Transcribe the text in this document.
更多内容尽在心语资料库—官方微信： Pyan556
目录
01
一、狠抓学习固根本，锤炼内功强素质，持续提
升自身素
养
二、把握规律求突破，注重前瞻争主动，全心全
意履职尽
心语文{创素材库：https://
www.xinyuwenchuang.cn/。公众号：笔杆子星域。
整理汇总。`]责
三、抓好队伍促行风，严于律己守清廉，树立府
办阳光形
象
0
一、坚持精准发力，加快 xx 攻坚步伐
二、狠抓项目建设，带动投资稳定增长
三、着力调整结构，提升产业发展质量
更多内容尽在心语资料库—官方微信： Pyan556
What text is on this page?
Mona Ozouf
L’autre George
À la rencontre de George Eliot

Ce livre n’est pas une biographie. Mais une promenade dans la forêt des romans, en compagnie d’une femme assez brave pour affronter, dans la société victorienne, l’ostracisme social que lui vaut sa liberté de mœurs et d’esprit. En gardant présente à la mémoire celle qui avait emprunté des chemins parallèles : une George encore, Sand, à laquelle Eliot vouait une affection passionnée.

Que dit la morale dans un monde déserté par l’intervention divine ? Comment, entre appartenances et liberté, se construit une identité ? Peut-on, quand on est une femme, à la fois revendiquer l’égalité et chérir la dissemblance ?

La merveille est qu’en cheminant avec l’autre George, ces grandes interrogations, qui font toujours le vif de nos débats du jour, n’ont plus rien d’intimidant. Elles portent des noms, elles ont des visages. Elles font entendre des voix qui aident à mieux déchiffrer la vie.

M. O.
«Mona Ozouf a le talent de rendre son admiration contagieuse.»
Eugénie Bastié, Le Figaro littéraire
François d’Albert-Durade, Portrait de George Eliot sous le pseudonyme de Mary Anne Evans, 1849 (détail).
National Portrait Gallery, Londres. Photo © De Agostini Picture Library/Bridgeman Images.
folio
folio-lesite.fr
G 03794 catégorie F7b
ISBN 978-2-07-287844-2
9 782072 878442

=== WHAT YOU WILL DO ===
Copy out each record, keeping every word as it is.

=== THE REPLY ===
Transcribe the text in this document.
更多内容尽在心语资料库—官方微信： Pyan556
目录
01
一、狠抓学习固根本，锤炼内功强素质，持续提
升自身素
养
二、把握规律求突破，注重前瞻争主动，全心全
意履职尽
心语文{创素材库：https://
www.xinyuwenchuang.cn/。公众号：笔杆子星域。
整理汇总。`]责
三、抓好队伍促行风，严于律己守清廉，树立府
办阳光形
象
0
一、坚持精准发力，加快 xx 攻坚步伐
二、狠抓项目建设，带动投资稳定增长
三、着力调整结构，提升产业发展质量
更多内容尽在心语资料库—官方微信： Pyan556
What text is on this page?
Mona Ozouf
L’autre George
À la rencontre de George Eliot

Ce livre n’est pas une biographie. Mais une promenade dans la forêt des romans, en compagnie d’une femme assez brave pour affronter, dans la société victorienne, l’ostracisme social que lui vaut sa liberté de mœurs et d’esprit. En gardant présente à la mémoire celle qui avait emprunté des chemins parallèles : une George encore, Sand, à laquelle Eliot vouait une affection passionnée.

Que dit la morale dans un monde déserté par l’intervention divine ? Comment, entre appartenances et liberté, se construit une identité ? Peut-on, quand on est une femme, à la fois revendiquer l’égalité et chérir la dissemblance ?

La merveille est qu’en cheminant avec l’autre George, ces grandes interrogations, qui font toujours le vif de nos débats du jour, n’ont plus rien d’intimidant. Elles portent des noms, elles ont des visages. Elles font entendre des voix qui aident à mieux déchiffrer la vie.

M. O.
«Mona Ozouf a le talent de rendre son admiration contagieuse.»
Eugénie Bastié, Le Figaro littéraire
François d’Albert-Durade, Portrait de George Eliot sous le pseudonyme de Mary Anne Evans, 1849 (détail).
National Portrait Gallery, Londres. Photo © De Agostini Picture Library/Bridgeman Images.
folio
folio-lesite.fr
G 03794 catégorie F7b
ISBN 978-2-07-287844-2
9 782072 878442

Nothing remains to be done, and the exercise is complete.